Material for this task
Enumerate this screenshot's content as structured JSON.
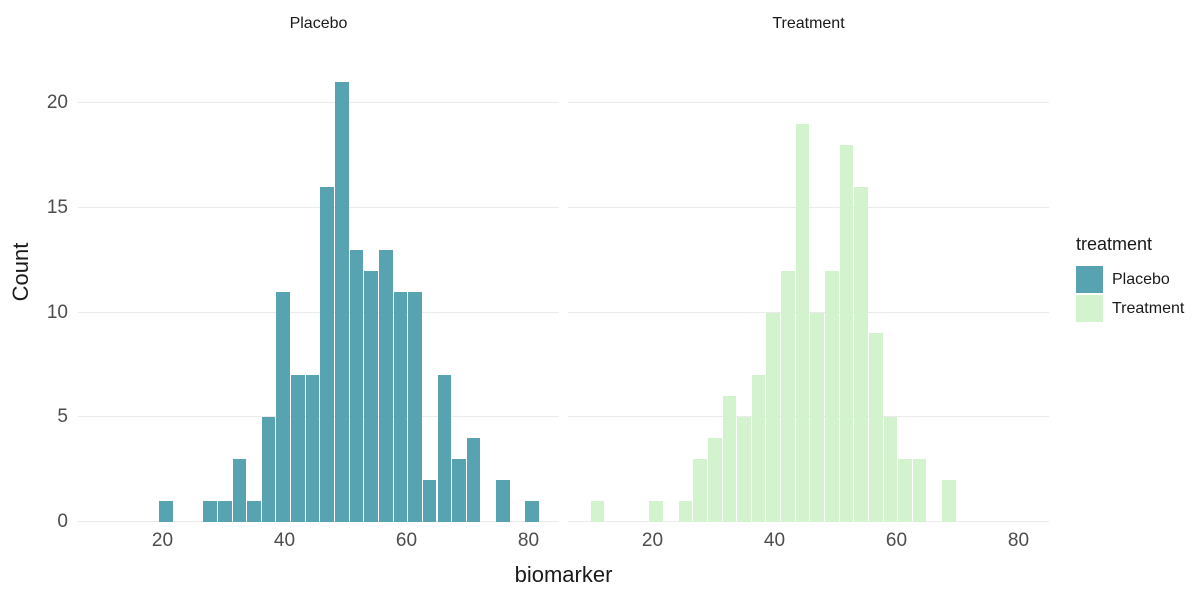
{
  "figure": {
    "background": "#ffffff"
  },
  "colors": {
    "grid": "#ebebeb",
    "tick_text": "#4d4d4d",
    "title_text": "#1a1a1a",
    "placebo_fill": "#58a3b2",
    "treatment_fill": "#d3f2ce"
  },
  "chart_data": {
    "type": "bar",
    "subtype": "faceted-histogram",
    "faceted_by": "treatment",
    "bin_width": 2.4,
    "grid": "horizontal-major-only",
    "legend_position": "right",
    "x": {
      "label": "biomarker",
      "ticks": [
        20,
        40,
        60,
        80
      ],
      "min": 6,
      "max": 85
    },
    "y": {
      "label": "Count",
      "ticks": [
        0,
        5,
        10,
        15,
        20
      ],
      "max": 23
    },
    "facets": [
      {
        "title": "Placebo",
        "fill": "#58a3b2",
        "bins": [
          [
            20.6,
            1
          ],
          [
            27.8,
            1
          ],
          [
            30.2,
            1
          ],
          [
            32.6,
            3
          ],
          [
            35.0,
            1
          ],
          [
            37.4,
            5
          ],
          [
            39.8,
            11
          ],
          [
            42.2,
            7
          ],
          [
            44.6,
            7
          ],
          [
            47.0,
            16
          ],
          [
            49.4,
            21
          ],
          [
            51.8,
            13
          ],
          [
            54.2,
            12
          ],
          [
            56.6,
            13
          ],
          [
            59.0,
            11
          ],
          [
            61.4,
            11
          ],
          [
            63.8,
            2
          ],
          [
            66.2,
            7
          ],
          [
            68.6,
            3
          ],
          [
            71.0,
            4
          ],
          [
            75.8,
            2
          ],
          [
            80.6,
            1
          ]
        ]
      },
      {
        "title": "Treatment",
        "fill": "#d3f2ce",
        "bins": [
          [
            11.0,
            1
          ],
          [
            20.6,
            1
          ],
          [
            25.4,
            1
          ],
          [
            27.8,
            3
          ],
          [
            30.2,
            4
          ],
          [
            32.6,
            6
          ],
          [
            35.0,
            5
          ],
          [
            37.4,
            7
          ],
          [
            39.8,
            10
          ],
          [
            42.2,
            12
          ],
          [
            44.6,
            19
          ],
          [
            47.0,
            10
          ],
          [
            49.4,
            12
          ],
          [
            51.8,
            18
          ],
          [
            54.2,
            16
          ],
          [
            56.6,
            9
          ],
          [
            59.0,
            5
          ],
          [
            61.4,
            3
          ],
          [
            63.8,
            3
          ],
          [
            68.6,
            2
          ]
        ]
      }
    ],
    "legend": {
      "title": "treatment",
      "entries": [
        {
          "label": "Placebo",
          "color": "#58a3b2"
        },
        {
          "label": "Treatment",
          "color": "#d3f2ce"
        }
      ]
    }
  }
}
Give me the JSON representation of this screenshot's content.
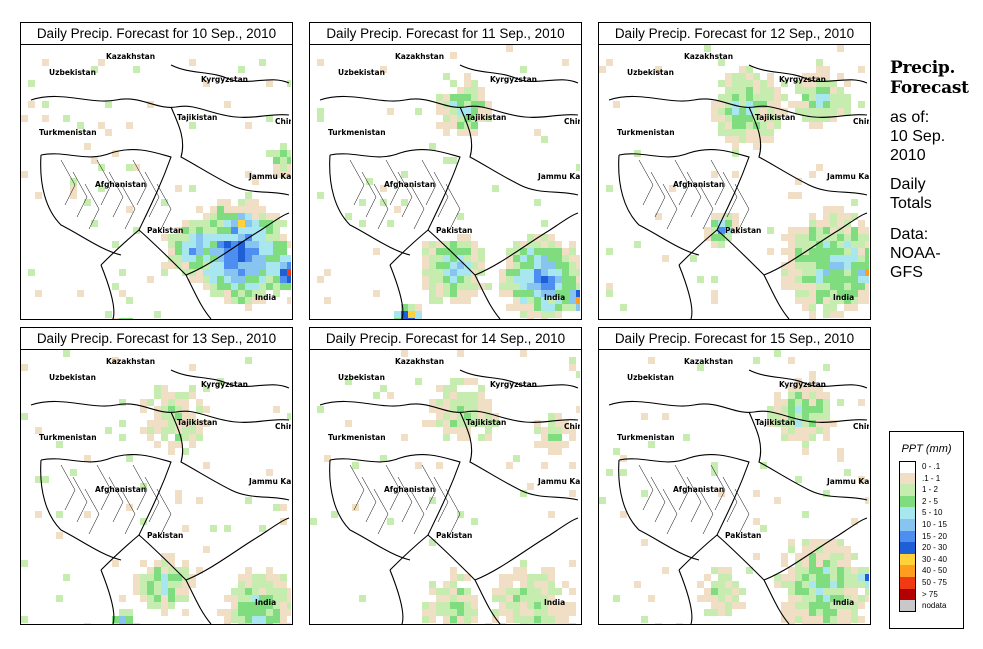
{
  "panels": [
    {
      "title": "Daily Precip. Forecast for  10 Sep., 2010"
    },
    {
      "title": "Daily Precip. Forecast for  11 Sep., 2010"
    },
    {
      "title": "Daily Precip. Forecast for  12 Sep., 2010"
    },
    {
      "title": "Daily Precip. Forecast for  13 Sep., 2010"
    },
    {
      "title": "Daily Precip. Forecast for  14 Sep., 2010"
    },
    {
      "title": "Daily Precip. Forecast for  15 Sep., 2010"
    }
  ],
  "map_labels": [
    "Kazakhstan",
    "Uzbekistan",
    "Kyrgyzstan",
    "Tajikistan",
    "China",
    "Turkmenistan",
    "Jammu Kashmir",
    "Afghanistan",
    "Pakistan",
    "India"
  ],
  "sidebar": {
    "title": "Precip.\nForecast",
    "as_of": "as of:\n10 Sep.\n2010",
    "totals": "Daily\nTotals",
    "source": "Data:\nNOAA-\nGFS"
  },
  "legend": {
    "title": "PPT (mm)",
    "items": [
      {
        "label": "0 - .1",
        "color": "#ffffff"
      },
      {
        "label": ".1 - 1",
        "color": "#f0dfc4"
      },
      {
        "label": "1 - 2",
        "color": "#c6ecb0"
      },
      {
        "label": "2 - 5",
        "color": "#7fdd7f"
      },
      {
        "label": "5 - 10",
        "color": "#a8e6f0"
      },
      {
        "label": "10 - 15",
        "color": "#87c5f0"
      },
      {
        "label": "15 - 20",
        "color": "#4e8ef0"
      },
      {
        "label": "20 - 30",
        "color": "#1f5fd6"
      },
      {
        "label": "30 - 40",
        "color": "#ffd23a"
      },
      {
        "label": "40 - 50",
        "color": "#ff9d1f"
      },
      {
        "label": "50 - 75",
        "color": "#f03a14"
      },
      {
        "label": "> 75",
        "color": "#b30000"
      },
      {
        "label": "nodata",
        "color": "#c8c8c8"
      }
    ]
  }
}
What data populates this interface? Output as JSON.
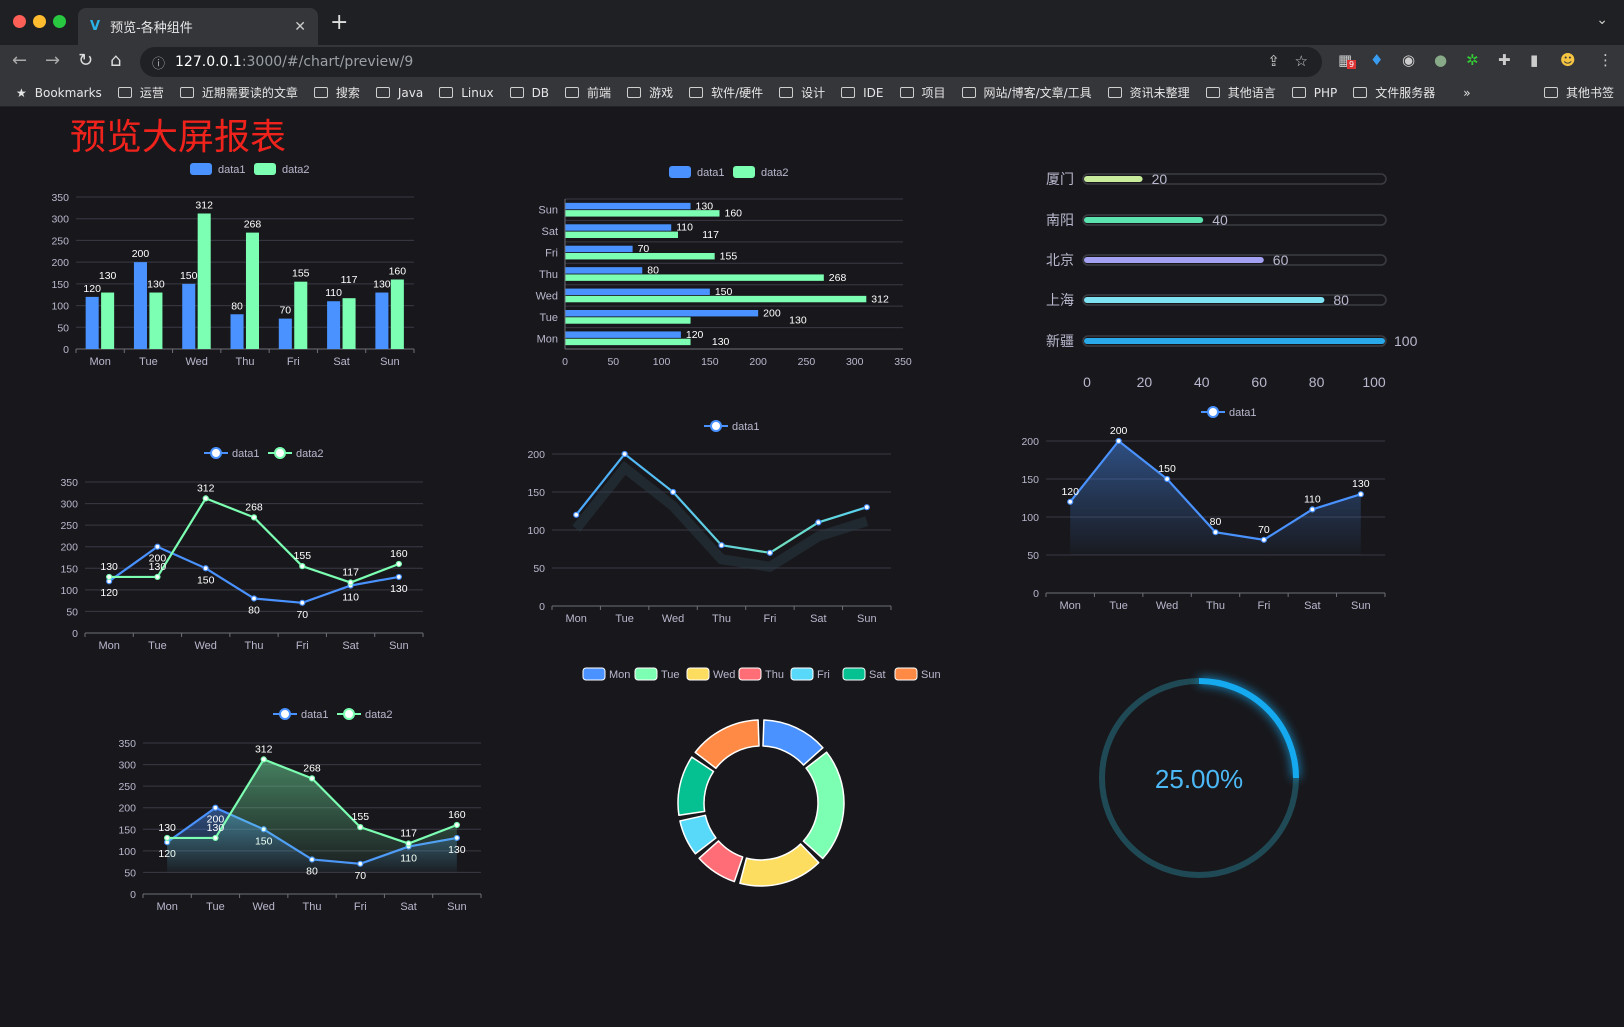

Task details
Reproduce every line exactly and omit all pictures.

Final result
Enumerate this screenshot's content as structured JSON.
{
  "figure": {
    "background": "#ffffff"
  },
  "colors": {
    "grid": "#ebebeb",
    "tick_text": "#4d4d4d",
    "title_text": "#1a1a1a",
    "placebo_fill": "#58a3b2",
    "treatment_fill": "#d3f2ce"
  },
  "chart_data": {
    "type": "bar",
    "subtype": "faceted-histogram",
    "faceted_by": "treatment",
    "bin_width": 2.4,
    "grid": "horizontal-major-only",
    "legend_position": "right",
    "x": {
      "label": "biomarker",
      "ticks": [
        20,
        40,
        60,
        80
      ],
      "min": 6,
      "max": 85
    },
    "y": {
      "label": "Count",
      "ticks": [
        0,
        5,
        10,
        15,
        20
      ],
      "max": 23
    },
    "facets": [
      {
        "title": "Placebo",
        "fill": "#58a3b2",
        "bins": [
          [
            20.6,
            1
          ],
          [
            27.8,
            1
          ],
          [
            30.2,
            1
          ],
          [
            32.6,
            3
          ],
          [
            35.0,
            1
          ],
          [
            37.4,
            5
          ],
          [
            39.8,
            11
          ],
          [
            42.2,
            7
          ],
          [
            44.6,
            7
          ],
          [
            47.0,
            16
          ],
          [
            49.4,
            21
          ],
          [
            51.8,
            13
          ],
          [
            54.2,
            12
          ],
          [
            56.6,
            13
          ],
          [
            59.0,
            11
          ],
          [
            61.4,
            11
          ],
          [
            63.8,
            2
          ],
          [
            66.2,
            7
          ],
          [
            68.6,
            3
          ],
          [
            71.0,
            4
          ],
          [
            75.8,
            2
          ],
          [
            80.6,
            1
          ]
        ]
      },
      {
        "title": "Treatment",
        "fill": "#d3f2ce",
        "bins": [
          [
            11.0,
            1
          ],
          [
            20.6,
            1
          ],
          [
            25.4,
            1
          ],
          [
            27.8,
            3
          ],
          [
            30.2,
            4
          ],
          [
            32.6,
            6
          ],
          [
            35.0,
            5
          ],
          [
            37.4,
            7
          ],
          [
            39.8,
            10
          ],
          [
            42.2,
            12
          ],
          [
            44.6,
            19
          ],
          [
            47.0,
            10
          ],
          [
            49.4,
            12
          ],
          [
            51.8,
            18
          ],
          [
            54.2,
            16
          ],
          [
            56.6,
            9
          ],
          [
            59.0,
            5
          ],
          [
            61.4,
            3
          ],
          [
            63.8,
            3
          ],
          [
            68.6,
            2
          ]
        ]
      }
    ],
    "legend": {
      "title": "treatment",
      "entries": [
        {
          "label": "Placebo",
          "color": "#58a3b2"
        },
        {
          "label": "Treatment",
          "color": "#d3f2ce"
        }
      ]
    }
  }
}
Give me the JSON representation of this screenshot's content.
{
  "panels": [
    {
      "title": "Daily Precip. Forecast for  10 Sep., 2010"
    },
    {
      "title": "Daily Precip. Forecast for  11 Sep., 2010"
    },
    {
      "title": "Daily Precip. Forecast for  12 Sep., 2010"
    },
    {
      "title": "Daily Precip. Forecast for  13 Sep., 2010"
    },
    {
      "title": "Daily Precip. Forecast for  14 Sep., 2010"
    },
    {
      "title": "Daily Precip. Forecast for  15 Sep., 2010"
    }
  ],
  "map_labels": [
    "Kazakhstan",
    "Uzbekistan",
    "Kyrgyzstan",
    "Tajikistan",
    "China",
    "Turkmenistan",
    "Jammu Kashmir",
    "Afghanistan",
    "Pakistan",
    "India"
  ],
  "sidebar": {
    "title": "Precip.\nForecast",
    "as_of": "as of:\n10 Sep.\n2010",
    "totals": "Daily\nTotals",
    "source": "Data:\nNOAA-\nGFS"
  },
  "legend": {
    "title": "PPT (mm)",
    "items": [
      {
        "label": "0 - .1",
        "color": "#ffffff"
      },
      {
        "label": ".1 - 1",
        "color": "#f0dfc4"
      },
      {
        "label": "1 - 2",
        "color": "#c6ecb0"
      },
      {
        "label": "2 - 5",
        "color": "#7fdd7f"
      },
      {
        "label": "5 - 10",
        "color": "#a8e6f0"
      },
      {
        "label": "10 - 15",
        "color": "#87c5f0"
      },
      {
        "label": "15 - 20",
        "color": "#4e8ef0"
      },
      {
        "label": "20 - 30",
        "color": "#1f5fd6"
      },
      {
        "label": "30 - 40",
        "color": "#ffd23a"
      },
      {
        "label": "40 - 50",
        "color": "#ff9d1f"
      },
      {
        "label": "50 - 75",
        "color": "#f03a14"
      },
      {
        "label": "> 75",
        "color": "#b30000"
      },
      {
        "label": "nodata",
        "color": "#c8c8c8"
      }
    ]
  }
}
What data populates this interface? Output as JSON.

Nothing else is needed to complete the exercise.